Data records>
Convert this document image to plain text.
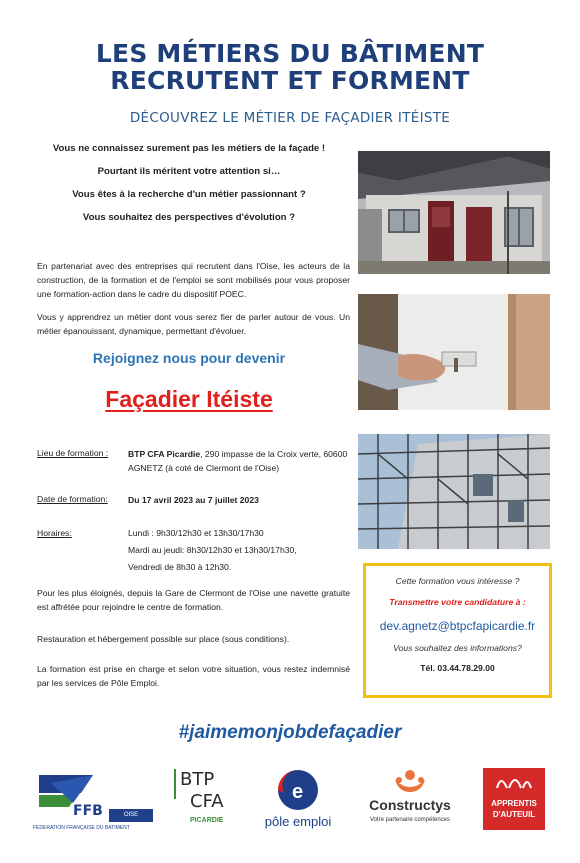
LES MÉTIERS DU BÂTIMENT
RECRUTENT ET FORMENT
DÉCOUVREZ LE MÉTIER DE FAÇADIER ITÉISTE
Vous ne connaissez surement pas les métiers de la façade !
Pourtant ils méritent votre attention si…
Vous êtes à la recherche d'un métier passionnant ?
Vous souhaitez des perspectives d'évolution ?
En partenariat avec des entreprises qui recrutent dans l'Oise, les acteurs de la construction, de la formation et de l'emploi se sont mobilisés pour vous proposer une formation-action dans le cadre du dispositif POEC.
Vous y apprendrez un métier dont vous serez fier de parler autour de vous. Un métier épanouissant, dynamique, permettant d'évoluer.
Rejoignez nous pour devenir
Façadier Itéiste
Lieu de formation : BTP CFA Picardie, 290 impasse de la Croix verte, 60600 AGNETZ (à coté de Clermont de l'Oise)
Date de formation: Du 17 avril 2023 au 7 juillet 2023
Horaires:	Lundi : 9h30/12h30 et 13h30/17h30
Mardi au jeudi: 8h30/12h30 et 13h30/17h30,
Vendredi de 8h30 à 12h30.
Pour les plus éloignés, depuis la Gare de Clermont de l'Oise une navette gratuite est affrétée pour rejoindre le centre de formation.
Restauration et hébergement possible sur place (sous conditions).
La formation est prise en charge et selon votre situation, vous restez indemnisé par les services de Pôle Emploi.
Cette formation vous intéresse ?
Transmettre votre candidature à :
dev.agnetz@btpcfapicardie.fr
Vous souhaitez des informations?
Tél. 03.44.78.29.00
#jaimemonjobdefaçadier
FFB	OISE
FEDERATION FRANÇAISE DU BATIMENT
BTP
CFA
PICARDIE
e
pôle emploi
Constructys
Votre partenaire compétences
APPRENTIS
D'AUTEUIL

WORK REQUIRED> Print out the material word for word, omitting the pictures.

FINAL ANSWER>
Convert this document image to plain text.
LES MÉTIERS DU BÂTIMENT
RECRUTENT ET FORMENT
DÉCOUVREZ LE MÉTIER DE FAÇADIER ITÉISTE
Vous ne connaissez surement pas les métiers de la façade !
Pourtant ils méritent votre attention si…
Vous êtes à la recherche d'un métier passionnant ?
Vous souhaitez des perspectives d'évolution ?
En partenariat avec des entreprises qui recrutent dans l'Oise, les acteurs de la construction, de la formation et de l'emploi se sont mobilisés pour vous proposer une formation-action dans le cadre du dispositif POEC.
Vous y apprendrez un métier dont vous serez fier de parler autour de vous. Un métier épanouissant, dynamique, permettant d'évoluer.
Rejoignez nous pour devenir
Façadier Itéiste
Lieu de formation : BTP CFA Picardie, 290 impasse de la Croix verte, 60600 AGNETZ (à coté de Clermont de l'Oise)
Date de formation: Du 17 avril 2023 au 7 juillet 2023
Horaires:	Lundi : 9h30/12h30 et 13h30/17h30
Mardi au jeudi: 8h30/12h30 et 13h30/17h30,
Vendredi de 8h30 à 12h30.
Pour les plus éloignés, depuis la Gare de Clermont de l'Oise une navette gratuite est affrétée pour rejoindre le centre de formation.
Restauration et hébergement possible sur place (sous conditions).
La formation est prise en charge et selon votre situation, vous restez indemnisé par les services de Pôle Emploi.
Cette formation vous intéresse ?
Transmettre votre candidature à :
dev.agnetz@btpcfapicardie.fr
Vous souhaitez des informations?
Tél. 03.44.78.29.00
#jaimemonjobdefaçadier
FFB	OISE
FEDERATION FRANÇAISE DU BATIMENT
BTP
CFA
PICARDIE
e
pôle emploi
Constructys
Votre partenaire compétences
APPRENTIS
D'AUTEUIL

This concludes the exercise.